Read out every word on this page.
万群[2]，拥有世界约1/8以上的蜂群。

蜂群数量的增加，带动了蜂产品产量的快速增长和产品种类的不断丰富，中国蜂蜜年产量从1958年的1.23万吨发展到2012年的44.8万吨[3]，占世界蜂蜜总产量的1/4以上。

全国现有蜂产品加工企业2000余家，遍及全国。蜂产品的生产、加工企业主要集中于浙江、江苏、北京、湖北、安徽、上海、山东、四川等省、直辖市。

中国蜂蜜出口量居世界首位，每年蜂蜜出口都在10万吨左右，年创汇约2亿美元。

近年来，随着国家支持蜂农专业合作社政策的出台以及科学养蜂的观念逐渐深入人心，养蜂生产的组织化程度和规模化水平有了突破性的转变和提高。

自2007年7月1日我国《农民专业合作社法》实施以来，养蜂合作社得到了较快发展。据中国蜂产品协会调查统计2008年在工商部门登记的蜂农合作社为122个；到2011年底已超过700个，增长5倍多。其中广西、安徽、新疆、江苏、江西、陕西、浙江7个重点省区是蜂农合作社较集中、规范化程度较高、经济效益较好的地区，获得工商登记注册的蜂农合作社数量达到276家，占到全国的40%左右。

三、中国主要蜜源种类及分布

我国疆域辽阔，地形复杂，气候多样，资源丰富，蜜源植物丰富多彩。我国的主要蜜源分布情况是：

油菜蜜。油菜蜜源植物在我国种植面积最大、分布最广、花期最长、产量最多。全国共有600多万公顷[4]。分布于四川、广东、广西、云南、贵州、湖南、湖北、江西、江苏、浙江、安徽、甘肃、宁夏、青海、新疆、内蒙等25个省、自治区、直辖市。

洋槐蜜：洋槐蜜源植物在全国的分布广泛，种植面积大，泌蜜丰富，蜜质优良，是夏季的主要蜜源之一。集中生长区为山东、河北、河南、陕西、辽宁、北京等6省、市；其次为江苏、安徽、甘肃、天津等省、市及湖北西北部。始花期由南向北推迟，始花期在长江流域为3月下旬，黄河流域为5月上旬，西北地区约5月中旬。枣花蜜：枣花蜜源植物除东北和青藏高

○ ○ ○ ○ ○ ○ ○

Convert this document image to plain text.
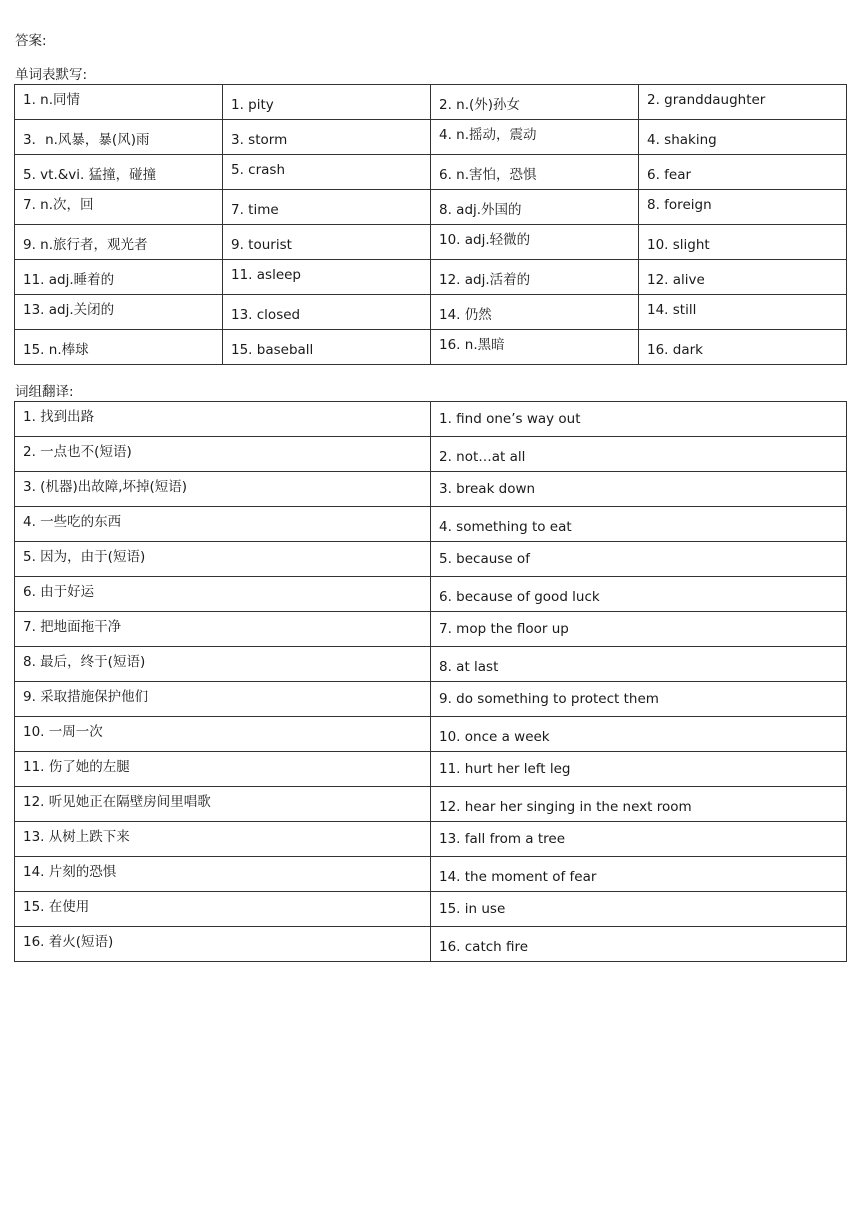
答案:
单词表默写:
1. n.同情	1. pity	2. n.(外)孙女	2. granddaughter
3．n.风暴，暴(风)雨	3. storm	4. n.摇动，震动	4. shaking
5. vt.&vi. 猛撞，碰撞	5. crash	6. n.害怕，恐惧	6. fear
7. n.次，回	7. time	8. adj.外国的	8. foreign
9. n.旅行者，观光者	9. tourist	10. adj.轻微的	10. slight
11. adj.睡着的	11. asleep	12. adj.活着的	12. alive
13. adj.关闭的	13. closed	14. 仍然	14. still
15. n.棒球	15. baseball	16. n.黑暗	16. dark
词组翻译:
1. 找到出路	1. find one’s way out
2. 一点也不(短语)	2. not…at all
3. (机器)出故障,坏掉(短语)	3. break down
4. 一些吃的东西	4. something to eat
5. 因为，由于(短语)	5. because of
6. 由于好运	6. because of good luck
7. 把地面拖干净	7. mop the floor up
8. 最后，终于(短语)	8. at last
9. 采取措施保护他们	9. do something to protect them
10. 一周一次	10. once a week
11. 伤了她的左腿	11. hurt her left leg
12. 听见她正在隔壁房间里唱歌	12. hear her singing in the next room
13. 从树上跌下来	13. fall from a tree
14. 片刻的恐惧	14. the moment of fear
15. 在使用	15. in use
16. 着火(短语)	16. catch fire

○ ○ ○ ○ ○ ○ ○

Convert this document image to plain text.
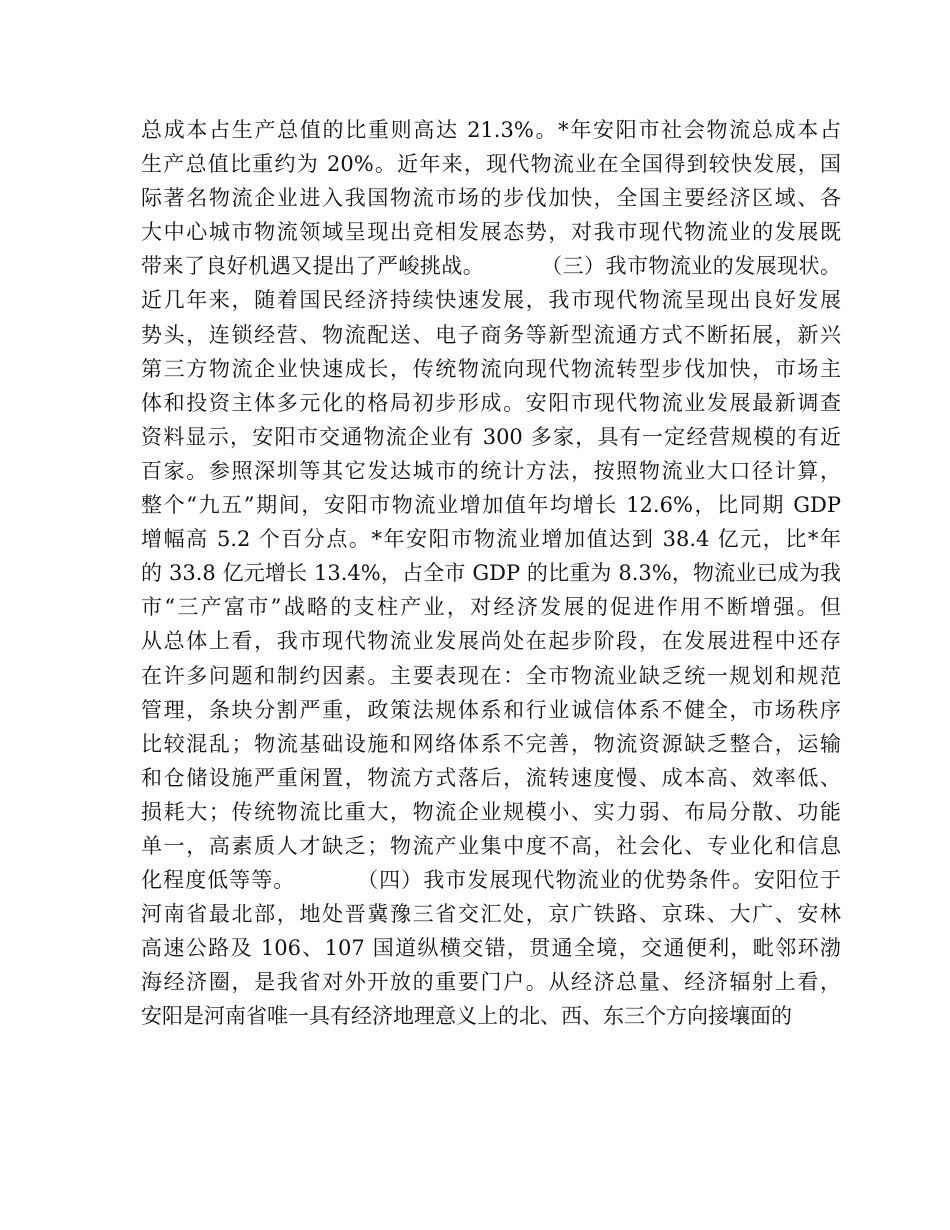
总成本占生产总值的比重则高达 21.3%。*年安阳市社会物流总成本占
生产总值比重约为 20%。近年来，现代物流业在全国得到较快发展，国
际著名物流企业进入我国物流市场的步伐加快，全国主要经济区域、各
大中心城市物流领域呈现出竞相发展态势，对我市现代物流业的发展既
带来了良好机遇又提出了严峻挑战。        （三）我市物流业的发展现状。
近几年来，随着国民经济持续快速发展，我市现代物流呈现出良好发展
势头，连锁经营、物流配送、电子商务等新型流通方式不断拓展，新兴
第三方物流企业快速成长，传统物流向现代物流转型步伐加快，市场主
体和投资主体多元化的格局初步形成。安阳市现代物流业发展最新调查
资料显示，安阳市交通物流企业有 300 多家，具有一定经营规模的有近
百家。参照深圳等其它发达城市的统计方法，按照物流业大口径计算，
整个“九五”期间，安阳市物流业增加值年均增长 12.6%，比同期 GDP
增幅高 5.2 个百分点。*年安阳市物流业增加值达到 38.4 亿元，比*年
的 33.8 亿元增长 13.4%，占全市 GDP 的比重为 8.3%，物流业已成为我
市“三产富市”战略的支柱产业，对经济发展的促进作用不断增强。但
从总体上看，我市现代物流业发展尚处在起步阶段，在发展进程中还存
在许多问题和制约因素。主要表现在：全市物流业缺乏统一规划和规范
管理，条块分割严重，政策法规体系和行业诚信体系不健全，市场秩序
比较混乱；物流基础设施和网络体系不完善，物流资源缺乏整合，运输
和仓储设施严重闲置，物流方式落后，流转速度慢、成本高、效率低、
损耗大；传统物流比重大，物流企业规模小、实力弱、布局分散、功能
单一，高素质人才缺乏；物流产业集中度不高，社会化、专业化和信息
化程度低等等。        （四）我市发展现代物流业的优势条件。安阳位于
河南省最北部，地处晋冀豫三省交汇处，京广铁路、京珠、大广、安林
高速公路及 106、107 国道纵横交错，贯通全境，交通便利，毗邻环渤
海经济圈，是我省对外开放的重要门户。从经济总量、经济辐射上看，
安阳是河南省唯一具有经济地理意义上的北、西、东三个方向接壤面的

○ ○ ○ ○ ○ ○ ○

EXERCISE AIM:
From the listing above, copy out each line where the word "because" appears.

EXERCISE OUTPUT:
5. 因为，由于(短语)	5. because of
6. 由于好运	6. because of good luck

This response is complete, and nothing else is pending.